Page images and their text
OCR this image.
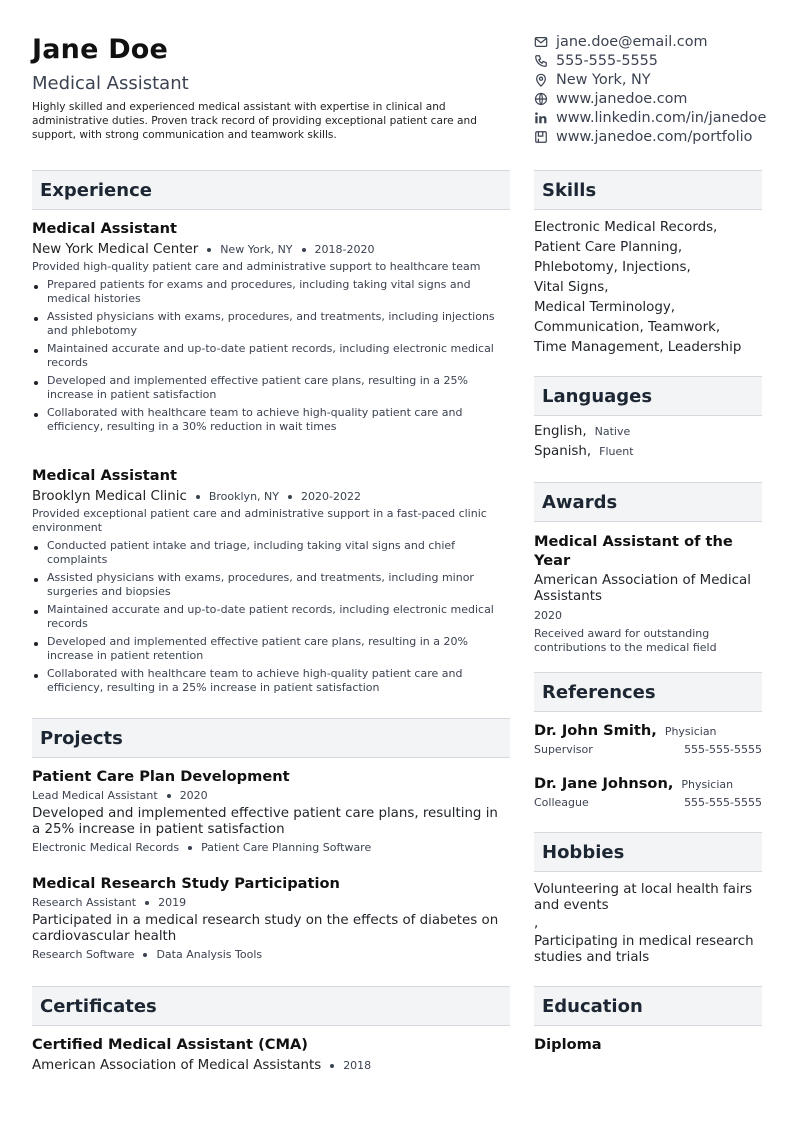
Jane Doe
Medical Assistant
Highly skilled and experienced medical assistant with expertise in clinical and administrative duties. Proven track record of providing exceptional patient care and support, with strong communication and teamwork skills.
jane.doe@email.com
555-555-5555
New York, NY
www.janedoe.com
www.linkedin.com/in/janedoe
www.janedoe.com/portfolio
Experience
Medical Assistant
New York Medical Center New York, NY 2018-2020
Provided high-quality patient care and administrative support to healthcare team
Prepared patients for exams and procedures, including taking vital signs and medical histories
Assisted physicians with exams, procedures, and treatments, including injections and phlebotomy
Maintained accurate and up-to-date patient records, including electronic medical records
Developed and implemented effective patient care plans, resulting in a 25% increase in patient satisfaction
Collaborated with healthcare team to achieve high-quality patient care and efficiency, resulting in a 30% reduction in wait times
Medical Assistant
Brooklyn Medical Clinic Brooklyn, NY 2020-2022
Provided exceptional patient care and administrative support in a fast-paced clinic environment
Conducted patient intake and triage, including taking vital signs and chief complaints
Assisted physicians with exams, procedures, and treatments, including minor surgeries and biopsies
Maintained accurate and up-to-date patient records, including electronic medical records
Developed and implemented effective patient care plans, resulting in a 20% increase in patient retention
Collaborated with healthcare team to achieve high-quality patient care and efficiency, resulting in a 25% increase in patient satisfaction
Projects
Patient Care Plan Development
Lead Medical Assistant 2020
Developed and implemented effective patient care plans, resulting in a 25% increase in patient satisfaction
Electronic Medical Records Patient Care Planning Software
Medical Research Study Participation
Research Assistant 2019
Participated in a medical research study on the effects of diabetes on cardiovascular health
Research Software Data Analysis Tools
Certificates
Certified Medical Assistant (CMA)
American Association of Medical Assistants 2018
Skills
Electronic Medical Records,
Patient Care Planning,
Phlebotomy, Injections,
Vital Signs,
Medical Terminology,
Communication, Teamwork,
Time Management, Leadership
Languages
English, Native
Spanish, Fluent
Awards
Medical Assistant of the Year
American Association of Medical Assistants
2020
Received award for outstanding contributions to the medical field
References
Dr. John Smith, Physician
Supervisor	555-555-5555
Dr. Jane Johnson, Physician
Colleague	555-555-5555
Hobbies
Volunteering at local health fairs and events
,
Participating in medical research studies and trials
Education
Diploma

WORK INSTRUCTIONS
What you give back should match the entries above exactly, except that pictures are dropped.

RESPONSE AREA
OCR this image.
Jane Doe
Medical Assistant
Highly skilled and experienced medical assistant with expertise in clinical and administrative duties. Proven track record of providing exceptional patient care and support, with strong communication and teamwork skills.
jane.doe@email.com
555-555-5555
New York, NY
www.janedoe.com
www.linkedin.com/in/janedoe
www.janedoe.com/portfolio
Experience
Medical Assistant
New York Medical Center New York, NY 2018-2020
Provided high-quality patient care and administrative support to healthcare team
Prepared patients for exams and procedures, including taking vital signs and medical histories
Assisted physicians with exams, procedures, and treatments, including injections and phlebotomy
Maintained accurate and up-to-date patient records, including electronic medical records
Developed and implemented effective patient care plans, resulting in a 25% increase in patient satisfaction
Collaborated with healthcare team to achieve high-quality patient care and efficiency, resulting in a 30% reduction in wait times
Medical Assistant
Brooklyn Medical Clinic Brooklyn, NY 2020-2022
Provided exceptional patient care and administrative support in a fast-paced clinic environment
Conducted patient intake and triage, including taking vital signs and chief complaints
Assisted physicians with exams, procedures, and treatments, including minor surgeries and biopsies
Maintained accurate and up-to-date patient records, including electronic medical records
Developed and implemented effective patient care plans, resulting in a 20% increase in patient retention
Collaborated with healthcare team to achieve high-quality patient care and efficiency, resulting in a 25% increase in patient satisfaction
Projects
Patient Care Plan Development
Lead Medical Assistant 2020
Developed and implemented effective patient care plans, resulting in a 25% increase in patient satisfaction
Electronic Medical Records Patient Care Planning Software
Medical Research Study Participation
Research Assistant 2019
Participated in a medical research study on the effects of diabetes on cardiovascular health
Research Software Data Analysis Tools
Certificates
Certified Medical Assistant (CMA)
American Association of Medical Assistants 2018
Skills
Electronic Medical Records,
Patient Care Planning,
Phlebotomy, Injections,
Vital Signs,
Medical Terminology,
Communication, Teamwork,
Time Management, Leadership
Languages
English, Native
Spanish, Fluent
Awards
Medical Assistant of the Year
American Association of Medical Assistants
2020
Received award for outstanding contributions to the medical field
References
Dr. John Smith, Physician
Supervisor	555-555-5555
Dr. Jane Johnson, Physician
Colleague	555-555-5555
Hobbies
Volunteering at local health fairs and events
,
Participating in medical research studies and trials
Education
Diploma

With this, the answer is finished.